(A block of data)
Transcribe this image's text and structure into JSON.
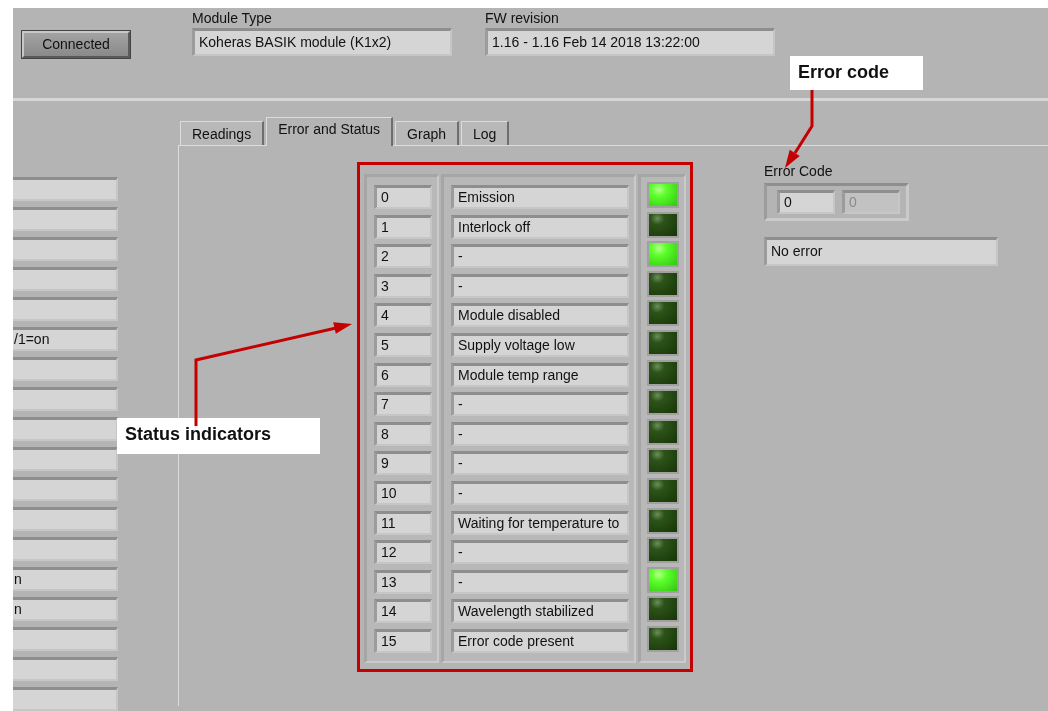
{
  "header": {
    "connect_button": "Connected",
    "module_type": {
      "label": "Module Type",
      "value": "Koheras BASIK module (K1x2)"
    },
    "fw_revision": {
      "label": "FW revision",
      "value": "1.16 - 1.16  Feb 14 2018 13:22:00"
    }
  },
  "left_fields": [
    {
      "kind": "blank"
    },
    {
      "kind": "blank"
    },
    {
      "kind": "blank"
    },
    {
      "kind": "blank"
    },
    {
      "kind": "blank"
    },
    {
      "kind": "text",
      "value": "/1=on"
    },
    {
      "kind": "blank"
    },
    {
      "kind": "blank"
    },
    {
      "kind": "blank"
    },
    {
      "kind": "blank"
    },
    {
      "kind": "blank"
    },
    {
      "kind": "blank"
    },
    {
      "kind": "blank"
    },
    {
      "kind": "text",
      "value": "n"
    },
    {
      "kind": "text",
      "value": "n"
    },
    {
      "kind": "blank"
    },
    {
      "kind": "blank"
    },
    {
      "kind": "blank"
    }
  ],
  "tabs": [
    {
      "label": "Readings",
      "selected": false
    },
    {
      "label": "Error and Status",
      "selected": true
    },
    {
      "label": "Graph",
      "selected": false
    },
    {
      "label": "Log",
      "selected": false
    }
  ],
  "status_indicators": [
    {
      "bit": "0",
      "label": "Emission",
      "on": true
    },
    {
      "bit": "1",
      "label": "Interlock off",
      "on": false
    },
    {
      "bit": "2",
      "label": "-",
      "on": true
    },
    {
      "bit": "3",
      "label": "-",
      "on": false
    },
    {
      "bit": "4",
      "label": "Module disabled",
      "on": false
    },
    {
      "bit": "5",
      "label": "Supply voltage low",
      "on": false
    },
    {
      "bit": "6",
      "label": "Module temp range",
      "on": false
    },
    {
      "bit": "7",
      "label": "-",
      "on": false
    },
    {
      "bit": "8",
      "label": "-",
      "on": false
    },
    {
      "bit": "9",
      "label": "-",
      "on": false
    },
    {
      "bit": "10",
      "label": "-",
      "on": false
    },
    {
      "bit": "11",
      "label": "Waiting for temperature to",
      "on": false
    },
    {
      "bit": "12",
      "label": "-",
      "on": false
    },
    {
      "bit": "13",
      "label": "-",
      "on": true
    },
    {
      "bit": "14",
      "label": "Wavelength stabilized",
      "on": false
    },
    {
      "bit": "15",
      "label": "Error code present",
      "on": false
    }
  ],
  "error": {
    "label": "Error Code",
    "code": {
      "value": "0",
      "disabled": false
    },
    "code_secondary": {
      "value": "0",
      "disabled": true
    },
    "message": "No error"
  },
  "annotations": [
    {
      "text": "Error code"
    },
    {
      "text": "Status indicators"
    }
  ]
}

◆ **WHAT YOU HAVE TO DO**
Copy every line of the listing containing the string "value".

◆ **EXERCISE ANSWER**
      "value": "Koheras BASIK module (K1x2)"
      "value": "1.16 - 1.16  Feb 14 2018 13:22:00"
      "value": "/1=on"
      "value": "n"
      "value": "n"
      "value": "0",
      "value": "0",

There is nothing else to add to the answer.